◆ **WHAT TO WORK ON**:
Copy the listing verbatim, excluding any images found in it.

(Data records)
═══

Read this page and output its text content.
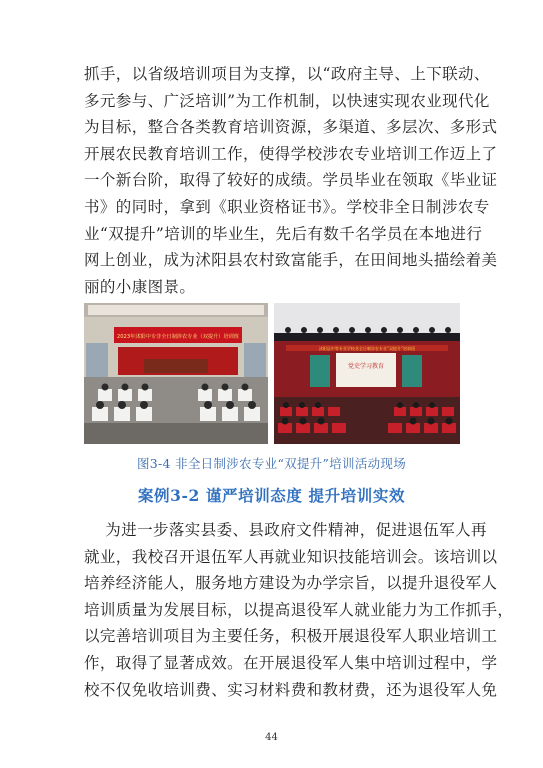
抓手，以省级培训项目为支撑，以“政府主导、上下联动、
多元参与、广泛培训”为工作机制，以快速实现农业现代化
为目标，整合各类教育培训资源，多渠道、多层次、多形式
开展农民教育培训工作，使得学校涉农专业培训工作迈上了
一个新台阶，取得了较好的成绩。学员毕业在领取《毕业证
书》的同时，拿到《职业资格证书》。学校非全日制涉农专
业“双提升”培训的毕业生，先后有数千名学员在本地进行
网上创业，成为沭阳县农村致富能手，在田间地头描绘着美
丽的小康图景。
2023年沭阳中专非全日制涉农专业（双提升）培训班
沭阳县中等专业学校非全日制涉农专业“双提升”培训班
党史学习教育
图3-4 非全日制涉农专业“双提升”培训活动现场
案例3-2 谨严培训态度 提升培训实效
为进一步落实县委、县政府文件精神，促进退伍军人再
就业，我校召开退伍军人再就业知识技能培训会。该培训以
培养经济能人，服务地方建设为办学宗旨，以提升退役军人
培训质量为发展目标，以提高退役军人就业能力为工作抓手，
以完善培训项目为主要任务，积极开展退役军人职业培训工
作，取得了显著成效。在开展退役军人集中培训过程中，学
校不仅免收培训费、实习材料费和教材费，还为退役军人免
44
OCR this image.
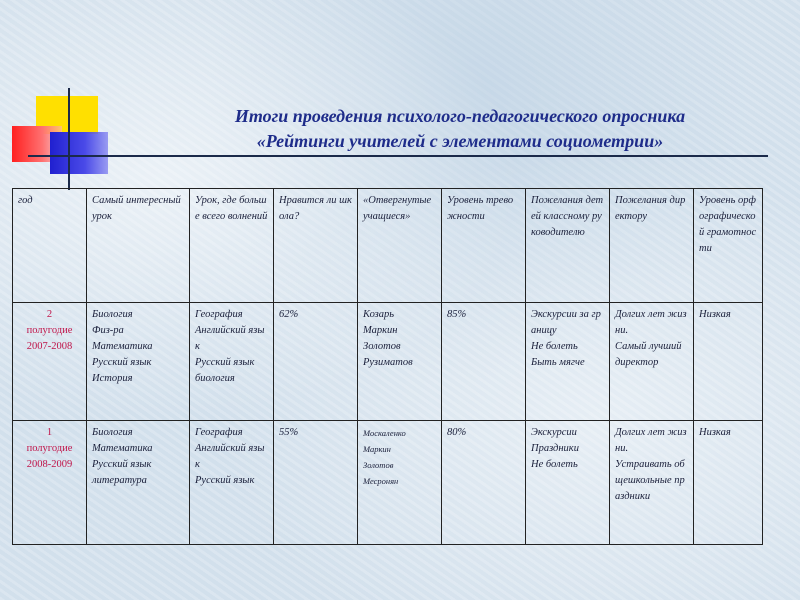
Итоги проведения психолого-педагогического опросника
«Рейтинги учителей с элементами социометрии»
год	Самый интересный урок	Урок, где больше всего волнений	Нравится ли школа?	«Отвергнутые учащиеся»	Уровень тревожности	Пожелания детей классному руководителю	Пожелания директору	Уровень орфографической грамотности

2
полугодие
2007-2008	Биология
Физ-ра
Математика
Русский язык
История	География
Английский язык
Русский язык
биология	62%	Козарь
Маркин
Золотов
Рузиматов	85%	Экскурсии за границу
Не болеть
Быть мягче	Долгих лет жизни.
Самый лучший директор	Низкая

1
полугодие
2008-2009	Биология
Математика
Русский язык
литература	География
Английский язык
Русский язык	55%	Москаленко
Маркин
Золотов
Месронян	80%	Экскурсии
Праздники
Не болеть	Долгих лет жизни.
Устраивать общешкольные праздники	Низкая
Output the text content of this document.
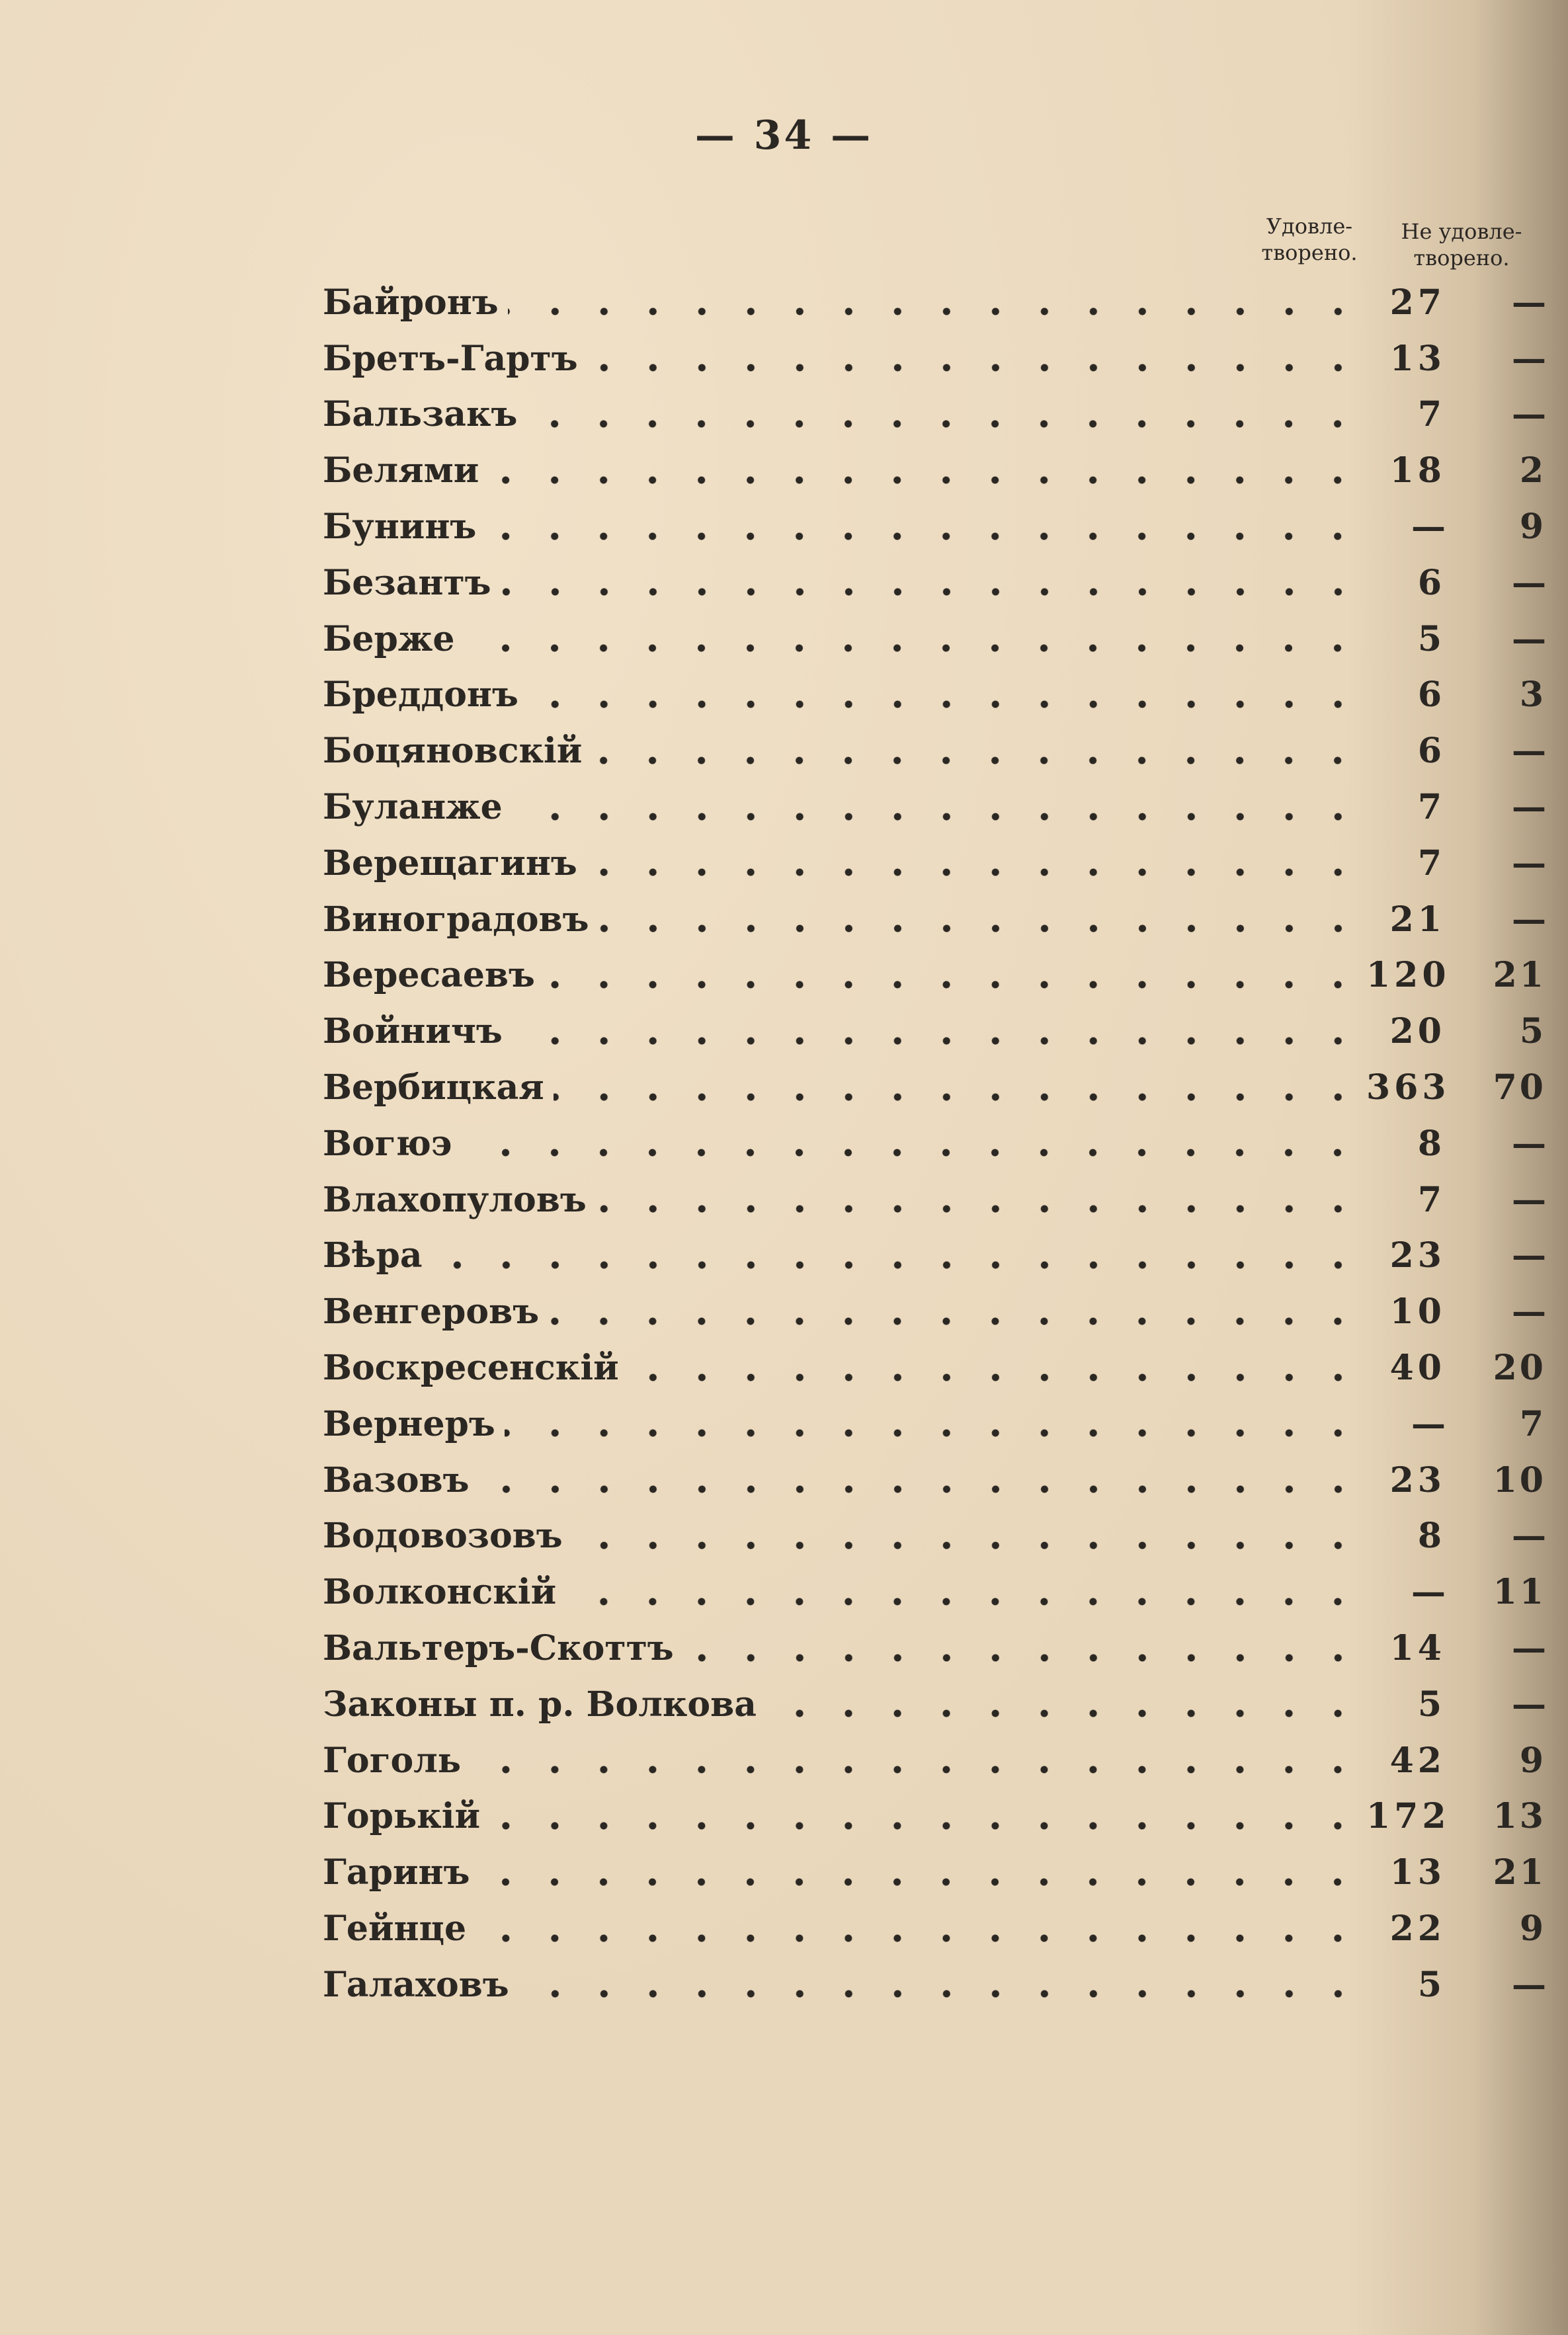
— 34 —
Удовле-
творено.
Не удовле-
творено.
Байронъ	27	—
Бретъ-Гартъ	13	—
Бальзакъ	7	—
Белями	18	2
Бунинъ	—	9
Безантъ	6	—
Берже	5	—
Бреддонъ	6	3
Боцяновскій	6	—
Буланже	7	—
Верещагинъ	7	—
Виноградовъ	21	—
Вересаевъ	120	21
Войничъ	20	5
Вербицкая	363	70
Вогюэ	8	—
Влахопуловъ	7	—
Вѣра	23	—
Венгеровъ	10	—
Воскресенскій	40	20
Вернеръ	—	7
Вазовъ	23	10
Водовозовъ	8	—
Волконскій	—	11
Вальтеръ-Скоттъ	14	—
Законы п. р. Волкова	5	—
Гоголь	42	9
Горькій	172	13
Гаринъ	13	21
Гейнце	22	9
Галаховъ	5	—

═══

◆ **FINISHED TASK**:
Read this page and output its text content.
抓手，以省级培训项目为支撑，以“政府主导、上下联动、
多元参与、广泛培训”为工作机制，以快速实现农业现代化
为目标，整合各类教育培训资源，多渠道、多层次、多形式
开展农民教育培训工作，使得学校涉农专业培训工作迈上了
一个新台阶，取得了较好的成绩。学员毕业在领取《毕业证
书》的同时，拿到《职业资格证书》。学校非全日制涉农专
业“双提升”培训的毕业生，先后有数千名学员在本地进行
网上创业，成为沭阳县农村致富能手，在田间地头描绘着美
丽的小康图景。
2023年沭阳中专非全日制涉农专业（双提升）培训班
沭阳县中等专业学校非全日制涉农专业“双提升”培训班
党史学习教育
图3-4 非全日制涉农专业“双提升”培训活动现场
案例3-2 谨严培训态度 提升培训实效
为进一步落实县委、县政府文件精神，促进退伍军人再
就业，我校召开退伍军人再就业知识技能培训会。该培训以
培养经济能人，服务地方建设为办学宗旨，以提升退役军人
培训质量为发展目标，以提高退役军人就业能力为工作抓手，
以完善培训项目为主要任务，积极开展退役军人职业培训工
作，取得了显著成效。在开展退役军人集中培训过程中，学
校不仅免收培训费、实习材料费和教材费，还为退役军人免
44
OCR this image.
Итоги проведения психолого-педагогического опросника
«Рейтинги учителей с элементами социометрии»
год	Самый интересный урок	Урок, где больше всего волнений	Нравится ли школа?	«Отвергнутые учащиеся»	Уровень тревожности	Пожелания детей классному руководителю	Пожелания директору	Уровень орфографической грамотности

2
полугодие
2007-2008	Биология
Физ-ра
Математика
Русский язык
История	География
Английский язык
Русский язык
биология	62%	Козарь
Маркин
Золотов
Рузиматов	85%	Экскурсии за границу
Не болеть
Быть мягче	Долгих лет жизни.
Самый лучший директор	Низкая

1
полугодие
2008-2009	Биология
Математика
Русский язык
литература	География
Английский язык
Русский язык	55%	Москаленко
Маркин
Золотов
Месронян	80%	Экскурсии
Праздники
Не болеть	Долгих лет жизни.
Устраивать общешкольные праздники	Низкая
Output the text content of this document.
— 34 —
Удовле-
творено.
Не удовле-
творено.
Байронъ	27	—
Бретъ-Гартъ	13	—
Бальзакъ	7	—
Белями	18	2
Бунинъ	—	9
Безантъ	6	—
Берже	5	—
Бреддонъ	6	3
Боцяновскій	6	—
Буланже	7	—
Верещагинъ	7	—
Виноградовъ	21	—
Вересаевъ	120	21
Войничъ	20	5
Вербицкая	363	70
Вогюэ	8	—
Влахопуловъ	7	—
Вѣра	23	—
Венгеровъ	10	—
Воскресенскій	40	20
Вернеръ	—	7
Вазовъ	23	10
Водовозовъ	8	—
Волконскій	—	11
Вальтеръ-Скоттъ	14	—
Законы п. р. Волкова	5	—
Гоголь	42	9
Горькій	172	13
Гаринъ	13	21
Гейнце	22	9
Галаховъ	5	—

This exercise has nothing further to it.